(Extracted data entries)
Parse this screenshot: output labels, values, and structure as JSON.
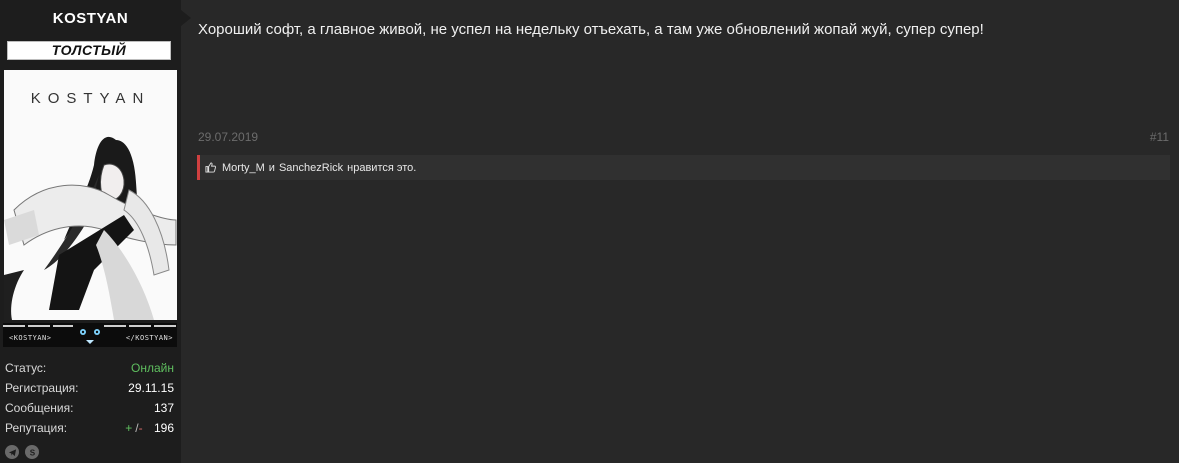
{
  "user": {
    "name": "KOSTYAN",
    "title": "ТОЛСТЫЙ",
    "avatar_text": "KOSTYAN",
    "banner_left": "<KOSTYAN>",
    "banner_right": "</KOSTYAN>",
    "stats": [
      {
        "label": "Статус:",
        "value": "Онлайн"
      },
      {
        "label": "Регистрация:",
        "value": "29.11.15"
      },
      {
        "label": "Сообщения:",
        "value": "137"
      },
      {
        "label": "Репутация:",
        "value": "196"
      }
    ],
    "rep_plus": "+",
    "rep_sep": "/",
    "rep_minus": "-",
    "social_icons": [
      "telegram-icon",
      "skype-icon"
    ]
  },
  "post": {
    "message": "Хороший софт, а главное живой, не успел на недельку отъехать, а там уже обновлений жопай жуй, супер супер!",
    "date": "29.07.2019",
    "number": "#11",
    "likes": {
      "user1": "Morty_M",
      "separator": "и",
      "user2": "SanchezRick",
      "suffix": "нравится это."
    }
  },
  "colors": {
    "page_bg": "#282828",
    "sidebar_bg": "#1d1d1d",
    "online": "#5fbf5f",
    "likes_accent": "#d04040"
  }
}
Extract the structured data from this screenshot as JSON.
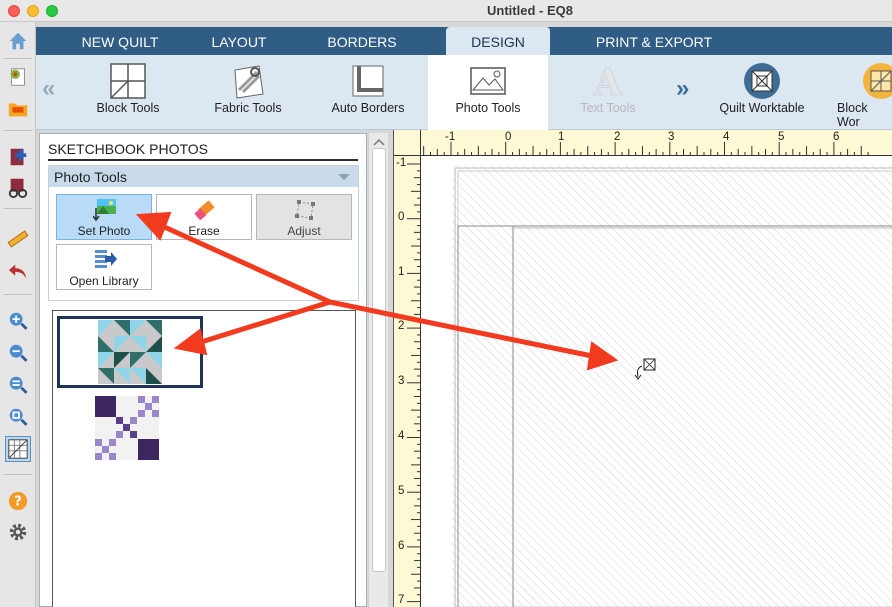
{
  "window": {
    "title": "Untitled - EQ8"
  },
  "tabs": [
    {
      "label": "NEW QUILT",
      "active": false
    },
    {
      "label": "LAYOUT",
      "active": false
    },
    {
      "label": "BORDERS",
      "active": false
    },
    {
      "label": "DESIGN",
      "active": true
    },
    {
      "label": "PRINT & EXPORT",
      "active": false
    }
  ],
  "ribbon": {
    "items": [
      {
        "label": "Block Tools",
        "icon": "block-tools-icon",
        "state": "normal"
      },
      {
        "label": "Fabric Tools",
        "icon": "fabric-tools-icon",
        "state": "normal"
      },
      {
        "label": "Auto Borders",
        "icon": "auto-borders-icon",
        "state": "normal"
      },
      {
        "label": "Photo Tools",
        "icon": "photo-tools-icon",
        "state": "active"
      },
      {
        "label": "Text Tools",
        "icon": "text-tools-icon",
        "state": "disabled"
      },
      {
        "label": "Quilt Worktable",
        "icon": "quilt-worktable-icon",
        "state": "normal"
      },
      {
        "label": "Block Wor",
        "icon": "block-worktable-icon",
        "state": "normal"
      }
    ]
  },
  "left_toolbar": [
    "new-quilt-icon",
    "open-file-icon",
    "add-to-sketchbook-icon",
    "view-sketchbook-icon",
    "ruler-icon",
    "undo-icon",
    "zoom-in-icon",
    "zoom-out-icon",
    "zoom-fit-icon",
    "zoom-page-icon",
    "grid-view-icon",
    "help-icon",
    "settings-icon"
  ],
  "panel": {
    "title": "SKETCHBOOK PHOTOS",
    "section_title": "Photo Tools",
    "buttons": [
      {
        "label": "Set Photo",
        "icon": "set-photo-icon",
        "state": "selected"
      },
      {
        "label": "Erase",
        "icon": "erase-icon",
        "state": "normal"
      },
      {
        "label": "Adjust",
        "icon": "adjust-icon",
        "state": "disabled"
      },
      {
        "label": "Open Library",
        "icon": "open-library-icon",
        "state": "normal"
      }
    ],
    "photos": [
      {
        "name": "star-block-photo",
        "selected": true
      },
      {
        "name": "nine-patch-block-photo",
        "selected": false
      }
    ]
  },
  "ruler": {
    "top_labels": [
      "-1",
      "0",
      "1",
      "2",
      "3",
      "4",
      "5",
      "6"
    ],
    "left_labels": [
      "-1",
      "0",
      "1",
      "2",
      "3",
      "4",
      "5",
      "6",
      "7"
    ]
  },
  "colors": {
    "tab_bar": "#2f5d86",
    "ribbon": "#dce8f1",
    "selected_button": "#b9dbf7",
    "annotation_arrow": "#f23a1e",
    "ruler": "#fdf9d4"
  }
}
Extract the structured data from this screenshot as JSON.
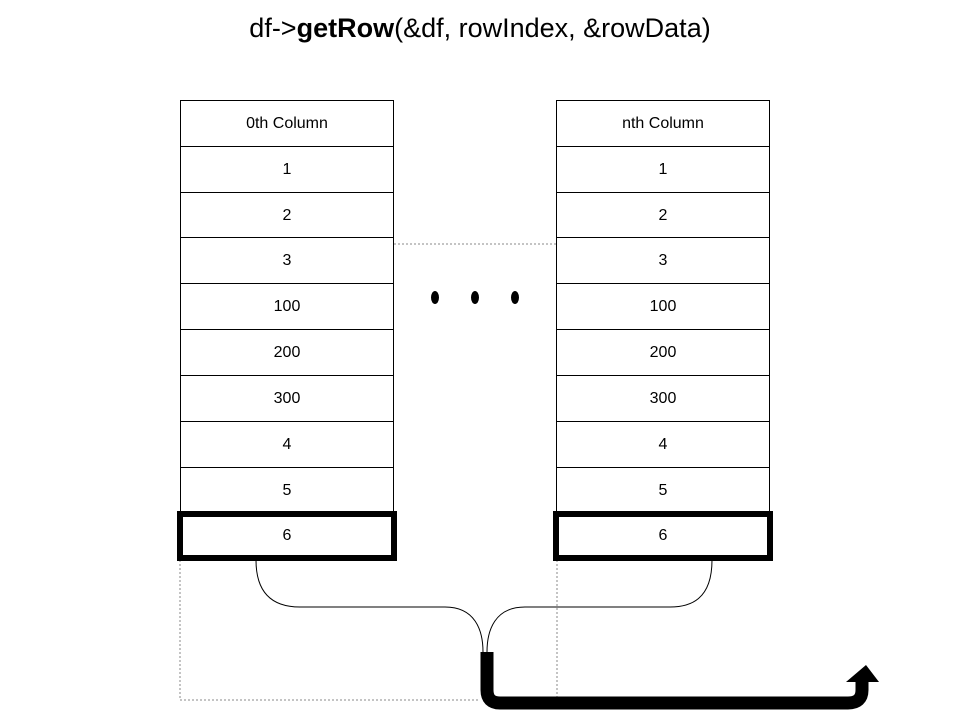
{
  "title": {
    "prefix": "df->",
    "method": "getRow",
    "args": "(&df, rowIndex, &rowData)"
  },
  "columns": [
    {
      "header": "0th Column",
      "cells": [
        "1",
        "2",
        "3",
        "100",
        "200",
        "300",
        "4",
        "5",
        "6"
      ],
      "selected_cell": "6"
    },
    {
      "header": "nth Column",
      "cells": [
        "1",
        "2",
        "3",
        "100",
        "200",
        "300",
        "4",
        "5",
        "6"
      ],
      "selected_cell": "6"
    }
  ],
  "ellipsis": "• • •"
}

■ Objective
Copy every line above word for word and exclude the pictures.

■ Solved problem
Parse this screenshot: output labels, values, and structure as JSON.
{
  "user": {
    "name": "KOSTYAN",
    "title": "ТОЛСТЫЙ",
    "avatar_text": "KOSTYAN",
    "banner_left": "<KOSTYAN>",
    "banner_right": "</KOSTYAN>",
    "stats": [
      {
        "label": "Статус:",
        "value": "Онлайн"
      },
      {
        "label": "Регистрация:",
        "value": "29.11.15"
      },
      {
        "label": "Сообщения:",
        "value": "137"
      },
      {
        "label": "Репутация:",
        "value": "196"
      }
    ],
    "rep_plus": "+",
    "rep_sep": "/",
    "rep_minus": "-",
    "social_icons": [
      "telegram-icon",
      "skype-icon"
    ]
  },
  "post": {
    "message": "Хороший софт, а главное живой, не успел на недельку отъехать, а там уже обновлений жопай жуй, супер супер!",
    "date": "29.07.2019",
    "number": "#11",
    "likes": {
      "user1": "Morty_M",
      "separator": "и",
      "user2": "SanchezRick",
      "suffix": "нравится это."
    }
  },
  "colors": {
    "page_bg": "#282828",
    "sidebar_bg": "#1d1d1d",
    "online": "#5fbf5f",
    "likes_accent": "#d04040"
  }
}
Extract the structured data from this screenshot as JSON.
{
  "window": {
    "title": "Untitled - EQ8"
  },
  "tabs": [
    {
      "label": "NEW QUILT",
      "active": false
    },
    {
      "label": "LAYOUT",
      "active": false
    },
    {
      "label": "BORDERS",
      "active": false
    },
    {
      "label": "DESIGN",
      "active": true
    },
    {
      "label": "PRINT & EXPORT",
      "active": false
    }
  ],
  "ribbon": {
    "items": [
      {
        "label": "Block Tools",
        "icon": "block-tools-icon",
        "state": "normal"
      },
      {
        "label": "Fabric Tools",
        "icon": "fabric-tools-icon",
        "state": "normal"
      },
      {
        "label": "Auto Borders",
        "icon": "auto-borders-icon",
        "state": "normal"
      },
      {
        "label": "Photo Tools",
        "icon": "photo-tools-icon",
        "state": "active"
      },
      {
        "label": "Text Tools",
        "icon": "text-tools-icon",
        "state": "disabled"
      },
      {
        "label": "Quilt Worktable",
        "icon": "quilt-worktable-icon",
        "state": "normal"
      },
      {
        "label": "Block Wor",
        "icon": "block-worktable-icon",
        "state": "normal"
      }
    ]
  },
  "left_toolbar": [
    "new-quilt-icon",
    "open-file-icon",
    "add-to-sketchbook-icon",
    "view-sketchbook-icon",
    "ruler-icon",
    "undo-icon",
    "zoom-in-icon",
    "zoom-out-icon",
    "zoom-fit-icon",
    "zoom-page-icon",
    "grid-view-icon",
    "help-icon",
    "settings-icon"
  ],
  "panel": {
    "title": "SKETCHBOOK PHOTOS",
    "section_title": "Photo Tools",
    "buttons": [
      {
        "label": "Set Photo",
        "icon": "set-photo-icon",
        "state": "selected"
      },
      {
        "label": "Erase",
        "icon": "erase-icon",
        "state": "normal"
      },
      {
        "label": "Adjust",
        "icon": "adjust-icon",
        "state": "disabled"
      },
      {
        "label": "Open Library",
        "icon": "open-library-icon",
        "state": "normal"
      }
    ],
    "photos": [
      {
        "name": "star-block-photo",
        "selected": true
      },
      {
        "name": "nine-patch-block-photo",
        "selected": false
      }
    ]
  },
  "ruler": {
    "top_labels": [
      "-1",
      "0",
      "1",
      "2",
      "3",
      "4",
      "5",
      "6"
    ],
    "left_labels": [
      "-1",
      "0",
      "1",
      "2",
      "3",
      "4",
      "5",
      "6",
      "7"
    ]
  },
  "colors": {
    "tab_bar": "#2f5d86",
    "ribbon": "#dce8f1",
    "selected_button": "#b9dbf7",
    "annotation_arrow": "#f23a1e",
    "ruler": "#fdf9d4"
  }
}
Extract the structured data from this screenshot as JSON.
{
  "title": {
    "prefix": "df->",
    "method": "getRow",
    "args": "(&df, rowIndex, &rowData)"
  },
  "columns": [
    {
      "header": "0th Column",
      "cells": [
        "1",
        "2",
        "3",
        "100",
        "200",
        "300",
        "4",
        "5",
        "6"
      ],
      "selected_cell": "6"
    },
    {
      "header": "nth Column",
      "cells": [
        "1",
        "2",
        "3",
        "100",
        "200",
        "300",
        "4",
        "5",
        "6"
      ],
      "selected_cell": "6"
    }
  ],
  "ellipsis": "• • •"
}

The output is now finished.